(Dataset listings of figures)
....................

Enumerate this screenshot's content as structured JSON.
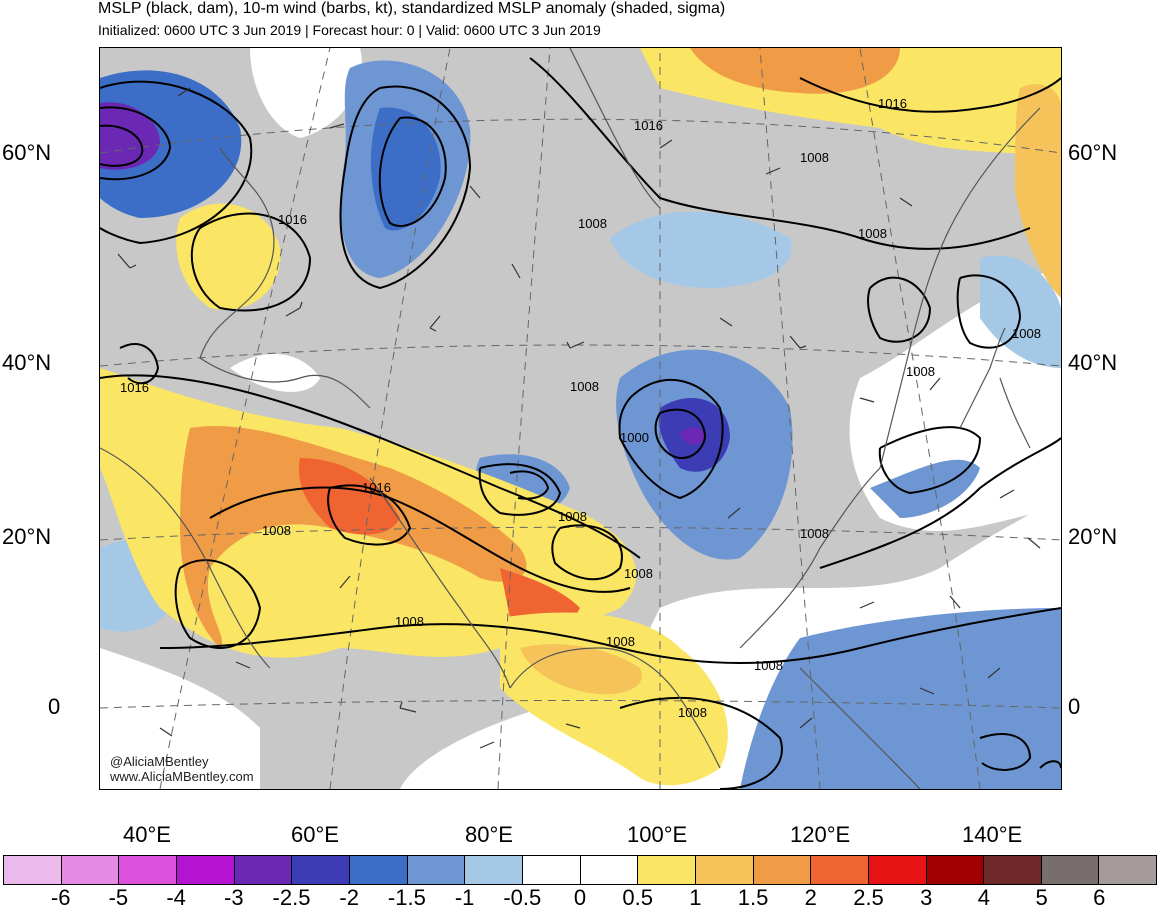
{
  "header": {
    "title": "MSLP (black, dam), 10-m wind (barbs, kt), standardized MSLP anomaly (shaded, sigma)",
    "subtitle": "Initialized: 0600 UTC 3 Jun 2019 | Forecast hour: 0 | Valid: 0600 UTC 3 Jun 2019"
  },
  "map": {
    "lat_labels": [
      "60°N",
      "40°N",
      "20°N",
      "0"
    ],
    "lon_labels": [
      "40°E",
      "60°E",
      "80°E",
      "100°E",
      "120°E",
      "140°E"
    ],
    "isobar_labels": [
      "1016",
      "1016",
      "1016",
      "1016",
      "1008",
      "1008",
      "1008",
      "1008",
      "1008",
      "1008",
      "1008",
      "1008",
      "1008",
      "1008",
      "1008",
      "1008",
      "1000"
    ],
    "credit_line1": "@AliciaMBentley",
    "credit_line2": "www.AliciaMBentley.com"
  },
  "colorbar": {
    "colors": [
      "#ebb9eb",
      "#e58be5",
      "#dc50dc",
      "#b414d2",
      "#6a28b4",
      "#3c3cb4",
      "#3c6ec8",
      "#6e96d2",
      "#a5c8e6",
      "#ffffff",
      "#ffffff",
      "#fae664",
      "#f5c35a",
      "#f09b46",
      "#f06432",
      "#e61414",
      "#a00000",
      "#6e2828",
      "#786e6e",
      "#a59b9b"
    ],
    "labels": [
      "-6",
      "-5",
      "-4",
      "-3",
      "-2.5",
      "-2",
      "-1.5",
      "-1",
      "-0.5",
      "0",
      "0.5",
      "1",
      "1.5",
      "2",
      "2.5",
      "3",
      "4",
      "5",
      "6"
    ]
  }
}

....................

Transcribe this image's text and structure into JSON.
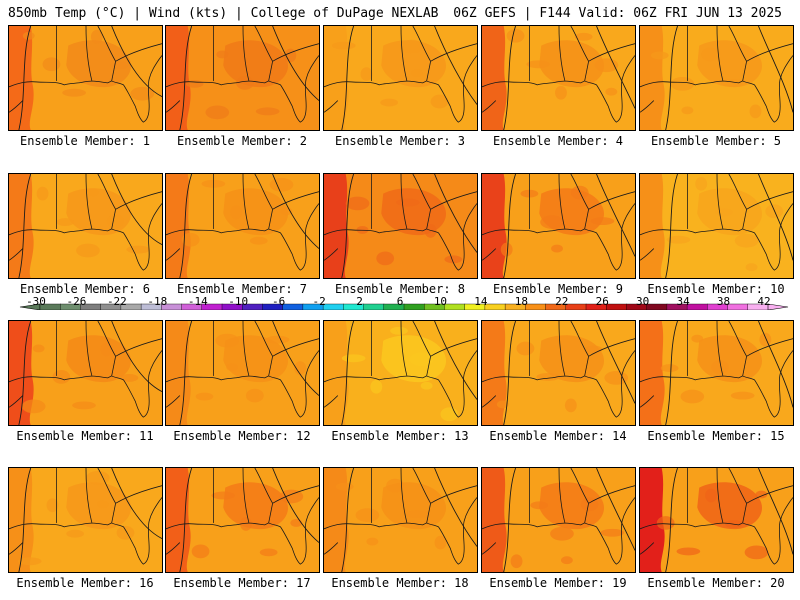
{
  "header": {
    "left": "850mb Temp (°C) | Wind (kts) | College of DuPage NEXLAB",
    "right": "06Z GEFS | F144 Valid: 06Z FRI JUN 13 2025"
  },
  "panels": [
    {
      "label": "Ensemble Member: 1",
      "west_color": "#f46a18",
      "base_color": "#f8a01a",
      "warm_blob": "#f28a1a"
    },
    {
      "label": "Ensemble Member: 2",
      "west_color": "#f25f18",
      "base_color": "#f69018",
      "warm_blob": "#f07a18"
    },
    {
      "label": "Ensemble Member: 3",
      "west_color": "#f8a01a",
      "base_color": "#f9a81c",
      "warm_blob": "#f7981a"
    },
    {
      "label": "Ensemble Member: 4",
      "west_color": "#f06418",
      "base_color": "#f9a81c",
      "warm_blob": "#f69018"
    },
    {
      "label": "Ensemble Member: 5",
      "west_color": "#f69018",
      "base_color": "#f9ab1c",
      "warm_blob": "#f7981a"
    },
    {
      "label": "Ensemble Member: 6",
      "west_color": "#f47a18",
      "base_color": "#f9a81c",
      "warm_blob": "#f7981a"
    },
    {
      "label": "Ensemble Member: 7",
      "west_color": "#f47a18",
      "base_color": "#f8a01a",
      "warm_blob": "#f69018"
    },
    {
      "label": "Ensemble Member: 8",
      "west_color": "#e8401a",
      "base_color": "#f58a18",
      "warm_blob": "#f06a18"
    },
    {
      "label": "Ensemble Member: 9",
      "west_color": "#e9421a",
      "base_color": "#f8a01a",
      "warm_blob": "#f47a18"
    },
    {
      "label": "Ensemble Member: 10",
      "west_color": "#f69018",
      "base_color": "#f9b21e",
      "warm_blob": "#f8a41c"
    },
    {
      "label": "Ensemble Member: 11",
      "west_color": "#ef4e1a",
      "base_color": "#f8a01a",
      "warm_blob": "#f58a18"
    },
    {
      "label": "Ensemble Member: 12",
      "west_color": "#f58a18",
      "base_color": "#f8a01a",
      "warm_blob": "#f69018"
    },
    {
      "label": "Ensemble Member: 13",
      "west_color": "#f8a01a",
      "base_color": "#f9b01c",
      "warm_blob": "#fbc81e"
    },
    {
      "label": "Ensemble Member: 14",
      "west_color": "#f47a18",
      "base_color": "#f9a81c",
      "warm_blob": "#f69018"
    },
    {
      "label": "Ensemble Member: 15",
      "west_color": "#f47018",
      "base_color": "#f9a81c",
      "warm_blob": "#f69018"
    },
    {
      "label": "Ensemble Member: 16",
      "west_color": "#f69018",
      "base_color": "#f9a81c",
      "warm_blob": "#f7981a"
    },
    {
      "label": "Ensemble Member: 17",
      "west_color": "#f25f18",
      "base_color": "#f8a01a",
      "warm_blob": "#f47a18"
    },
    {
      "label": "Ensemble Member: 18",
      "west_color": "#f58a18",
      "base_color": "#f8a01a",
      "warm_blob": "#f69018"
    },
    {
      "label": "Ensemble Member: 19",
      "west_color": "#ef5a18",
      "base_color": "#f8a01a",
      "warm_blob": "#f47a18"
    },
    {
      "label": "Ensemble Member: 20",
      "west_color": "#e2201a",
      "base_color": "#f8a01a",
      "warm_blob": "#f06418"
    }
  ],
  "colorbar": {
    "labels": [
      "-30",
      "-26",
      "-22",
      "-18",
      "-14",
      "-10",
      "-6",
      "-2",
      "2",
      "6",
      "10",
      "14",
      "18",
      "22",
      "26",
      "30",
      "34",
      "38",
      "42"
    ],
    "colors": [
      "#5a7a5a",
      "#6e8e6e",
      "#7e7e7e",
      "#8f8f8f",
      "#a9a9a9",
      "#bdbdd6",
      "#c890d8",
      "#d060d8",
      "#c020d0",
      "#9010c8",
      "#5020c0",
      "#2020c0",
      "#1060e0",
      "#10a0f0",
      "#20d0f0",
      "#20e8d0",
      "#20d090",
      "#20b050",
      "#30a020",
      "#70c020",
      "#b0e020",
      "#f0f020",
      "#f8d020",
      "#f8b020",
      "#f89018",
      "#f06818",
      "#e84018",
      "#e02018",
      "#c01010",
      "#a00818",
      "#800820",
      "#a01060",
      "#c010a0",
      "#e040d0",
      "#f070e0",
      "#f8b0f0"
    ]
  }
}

....................

● **OBJECTIVE**
Where does the word "JSON" appear in the listing? List each line that holds it.

● **RESULT**
Enumerate this screenshot's content as structured JSON.
Transcribe this image's text and structure into JSON.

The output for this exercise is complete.